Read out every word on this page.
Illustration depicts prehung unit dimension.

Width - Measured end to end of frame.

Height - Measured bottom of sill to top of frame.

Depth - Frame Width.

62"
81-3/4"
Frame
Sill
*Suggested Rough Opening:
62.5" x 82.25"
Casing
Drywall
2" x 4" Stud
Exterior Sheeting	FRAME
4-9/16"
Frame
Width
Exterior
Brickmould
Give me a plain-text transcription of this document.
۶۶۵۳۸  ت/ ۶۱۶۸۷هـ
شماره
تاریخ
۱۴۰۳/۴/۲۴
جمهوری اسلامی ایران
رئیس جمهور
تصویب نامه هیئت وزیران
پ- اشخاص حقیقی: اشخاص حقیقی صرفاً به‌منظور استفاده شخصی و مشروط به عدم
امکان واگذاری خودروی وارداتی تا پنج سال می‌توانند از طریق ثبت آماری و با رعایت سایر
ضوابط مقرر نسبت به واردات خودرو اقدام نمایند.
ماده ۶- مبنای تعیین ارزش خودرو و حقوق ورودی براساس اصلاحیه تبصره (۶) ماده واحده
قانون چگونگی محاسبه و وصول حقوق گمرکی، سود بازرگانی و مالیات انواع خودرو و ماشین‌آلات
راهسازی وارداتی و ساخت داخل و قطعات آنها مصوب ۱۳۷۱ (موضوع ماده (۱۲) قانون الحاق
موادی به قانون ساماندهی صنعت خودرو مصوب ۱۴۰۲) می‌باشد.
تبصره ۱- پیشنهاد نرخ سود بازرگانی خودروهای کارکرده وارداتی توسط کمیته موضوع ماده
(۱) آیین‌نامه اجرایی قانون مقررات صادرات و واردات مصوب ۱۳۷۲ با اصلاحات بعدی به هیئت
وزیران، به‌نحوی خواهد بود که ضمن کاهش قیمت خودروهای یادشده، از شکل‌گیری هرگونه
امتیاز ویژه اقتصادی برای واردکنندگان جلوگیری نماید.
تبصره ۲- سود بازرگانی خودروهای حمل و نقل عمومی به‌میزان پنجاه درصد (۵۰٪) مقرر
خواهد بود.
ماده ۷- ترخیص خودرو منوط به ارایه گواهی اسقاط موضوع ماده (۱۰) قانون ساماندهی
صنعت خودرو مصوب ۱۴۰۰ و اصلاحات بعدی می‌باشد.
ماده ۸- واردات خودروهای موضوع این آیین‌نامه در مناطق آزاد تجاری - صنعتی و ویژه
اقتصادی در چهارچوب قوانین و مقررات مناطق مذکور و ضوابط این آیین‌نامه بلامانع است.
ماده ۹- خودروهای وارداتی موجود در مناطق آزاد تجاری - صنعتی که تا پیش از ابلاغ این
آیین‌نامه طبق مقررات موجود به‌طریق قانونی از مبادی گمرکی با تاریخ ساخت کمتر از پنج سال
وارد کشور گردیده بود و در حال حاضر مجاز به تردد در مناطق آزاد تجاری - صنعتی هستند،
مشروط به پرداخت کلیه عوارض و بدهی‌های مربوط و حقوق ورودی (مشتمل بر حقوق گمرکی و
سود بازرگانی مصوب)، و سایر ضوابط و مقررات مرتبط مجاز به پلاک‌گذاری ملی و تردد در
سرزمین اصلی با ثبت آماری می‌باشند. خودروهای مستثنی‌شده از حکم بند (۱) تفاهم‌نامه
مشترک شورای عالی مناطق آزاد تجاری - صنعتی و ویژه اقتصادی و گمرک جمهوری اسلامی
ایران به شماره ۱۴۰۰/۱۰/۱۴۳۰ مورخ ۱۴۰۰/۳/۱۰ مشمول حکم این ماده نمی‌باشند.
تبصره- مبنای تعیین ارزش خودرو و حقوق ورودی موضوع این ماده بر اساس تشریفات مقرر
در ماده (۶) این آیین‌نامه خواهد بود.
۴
◆ ◆ ◆ ◆
### TASK TO COMPLETE
Search the records for the word "مجاز", then list every line that has it.

### PROBLEM SOLUTION
وارد کشور گردیده بود و در حال حاضر مجاز به تردد در مناطق آزاد تجاری - صنعتی هستند،
سود بازرگانی مصوب)، و سایر ضوابط و مقررات مرتبط مجاز به پلاک‌گذاری ملی و تردد در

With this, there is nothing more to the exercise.